[START OF Record list]

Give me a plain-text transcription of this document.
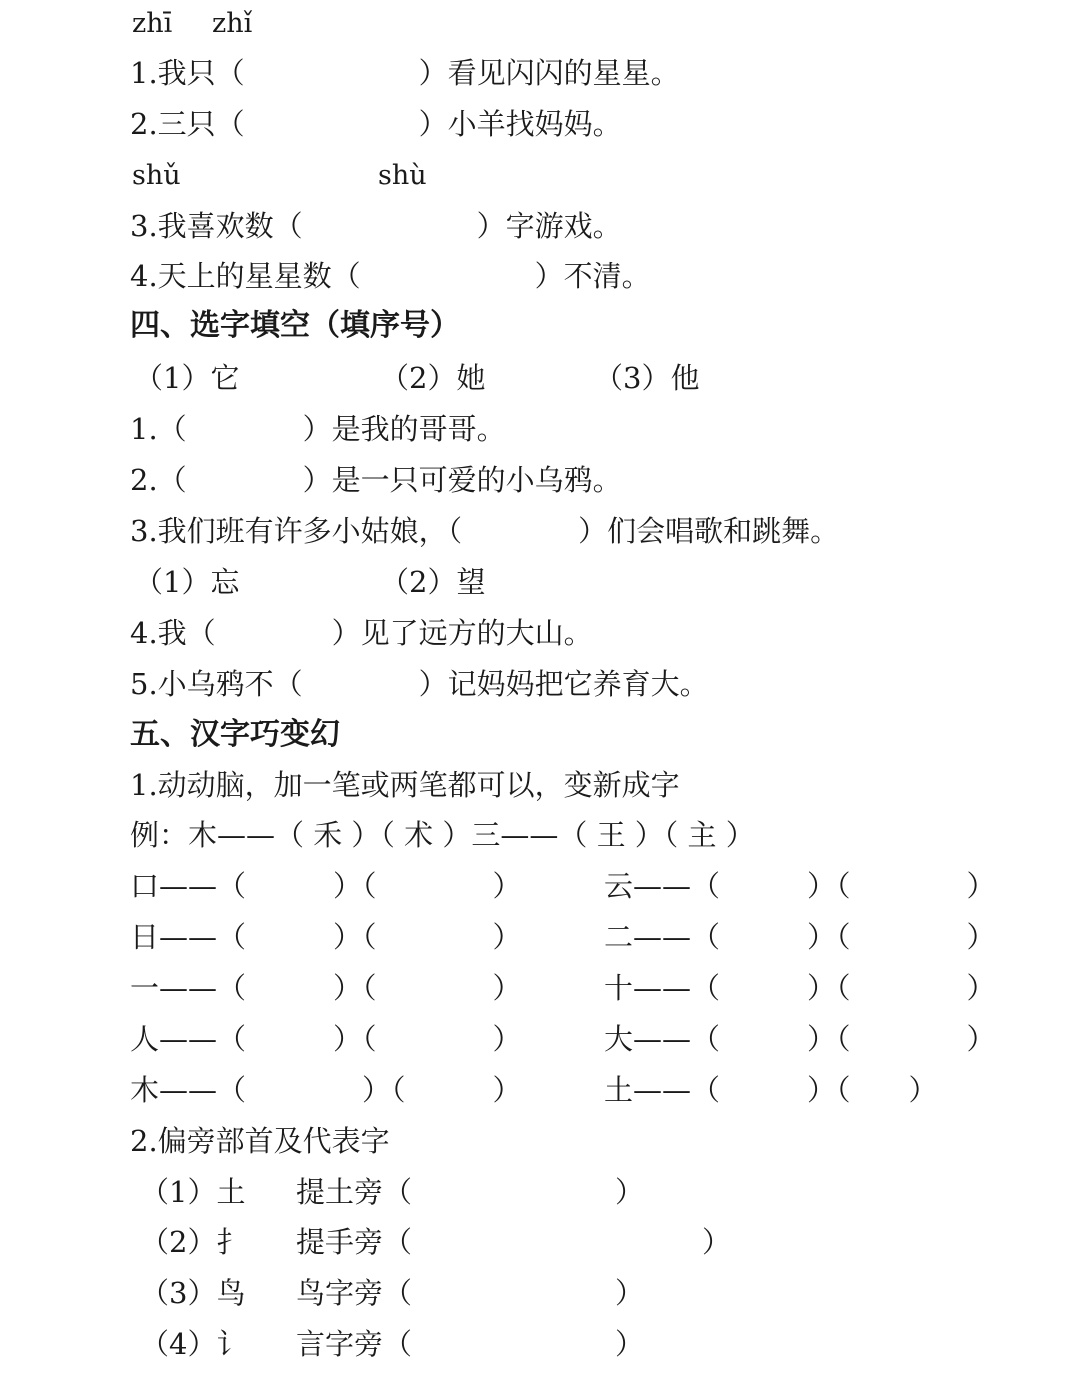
zhī zhǐ
1.我只（　　　　　　）看见闪闪的星星。
2.三只（　　　　　　）小羊找妈妈。
shǔ	shù
3.我喜欢数（　　　　　　）字游戏。
4.天上的星星数（　　　　　　）不清。
四、选字填空（填序号）
（1）它	（2）她	（3）他
1.（　　　　）是我的哥哥。
2.（　　　　）是一只可爱的小乌鸦。
3.我们班有许多小姑娘，（　　　　）们会唱歌和跳舞。
（1）忘	（2）望
4.我（　　　　）见了远方的大山。
5.小乌鸦不（　　　　）记妈妈把它养育大。
五、汉字巧变幻
1.动动脑，加一笔或两笔都可以，变新成字
例：木——（ 禾 ）（ 术 ）三——（ 王 ）（ 主 ）
口——（　　　）（　　　　）	云——（　　　）（　　　　）
日——（　　　）（　　　　）	二——（　　　）（　　　　）
一——（　　　）（　　　　）	十——（　　　）（　　　　）
人——（　　　）（　　　　）	大——（　　　）（　　　　）
木——（　　　　）（　　　）	土——（　　　）（　　）
2.偏旁部首及代表字
（1）土 提土旁（　　　　　　　）
（2）扌 提手旁（　　　　　　　　　　）
（3）鸟 鸟字旁（　　　　　　　）
（4）讠 言字旁（　　　　　　　）
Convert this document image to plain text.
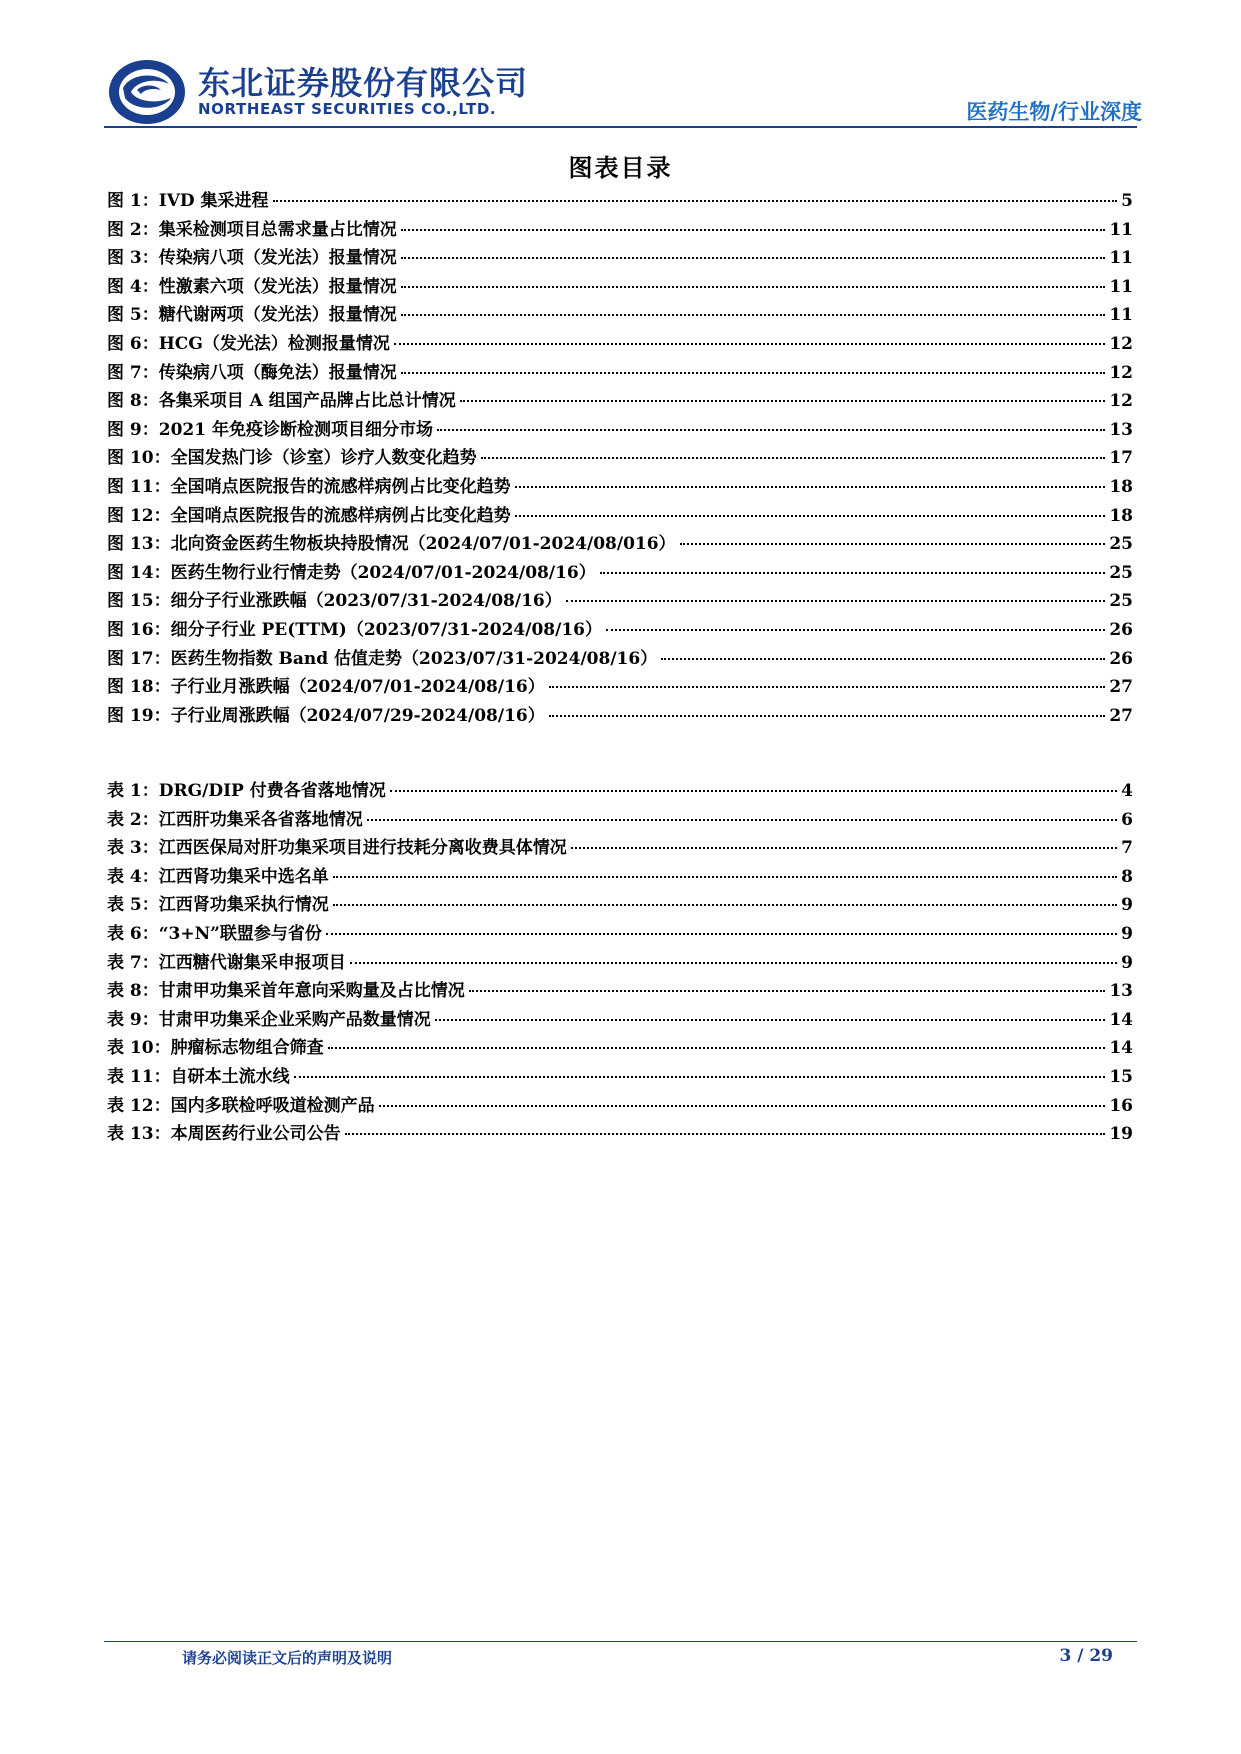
东北证券股份有限公司
NORTHEAST SECURITIES CO.,LTD.	医药生物/行业深度
图表目录
图 1：IVD 集采进程	5
图 2：集采检测项目总需求量占比情况	11
图 3：传染病八项（发光法）报量情况	11
图 4：性激素六项（发光法）报量情况	11
图 5：糖代谢两项（发光法）报量情况	11
图 6：HCG（发光法）检测报量情况	12
图 7：传染病八项（酶免法）报量情况	12
图 8：各集采项目 A 组国产品牌占比总计情况	12
图 9：2021 年免疫诊断检测项目细分市场	13
图 10：全国发热门诊（诊室）诊疗人数变化趋势	17
图 11：全国哨点医院报告的流感样病例占比变化趋势	18
图 12：全国哨点医院报告的流感样病例占比变化趋势	18
图 13：北向资金医药生物板块持股情况（2024/07/01-2024/08/016）	25
图 14：医药生物行业行情走势（2024/07/01-2024/08/16）	25
图 15：细分子行业涨跌幅（2023/07/31-2024/08/16）	25
图 16：细分子行业 PE(TTM)（2023/07/31-2024/08/16）	26
图 17：医药生物指数 Band 估值走势（2023/07/31-2024/08/16）	26
图 18：子行业月涨跌幅（2024/07/01-2024/08/16）	27
图 19：子行业周涨跌幅（2024/07/29-2024/08/16）	27
表 1：DRG/DIP 付费各省落地情况	4
表 2：江西肝功集采各省落地情况	6
表 3：江西医保局对肝功集采项目进行技耗分离收费具体情况	7
表 4：江西肾功集采中选名单	8
表 5：江西肾功集采执行情况	9
表 6：“3+N”联盟参与省份	9
表 7：江西糖代谢集采申报项目	9
表 8：甘肃甲功集采首年意向采购量及占比情况	13
表 9：甘肃甲功集采企业采购产品数量情况	14
表 10：肿瘤标志物组合筛查	14
表 11：自研本土流水线	15
表 12：国内多联检呼吸道检测产品	16
表 13：本周医药行业公司公告	19
请务必阅读正文后的声明及说明	3 / 29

[END OF Record list]

**Given problem**.
Locate each line with the word "text" and copy it.

**Solved problem**.
Give me a plain-text transcription of this document.
Convert this document image to plain text.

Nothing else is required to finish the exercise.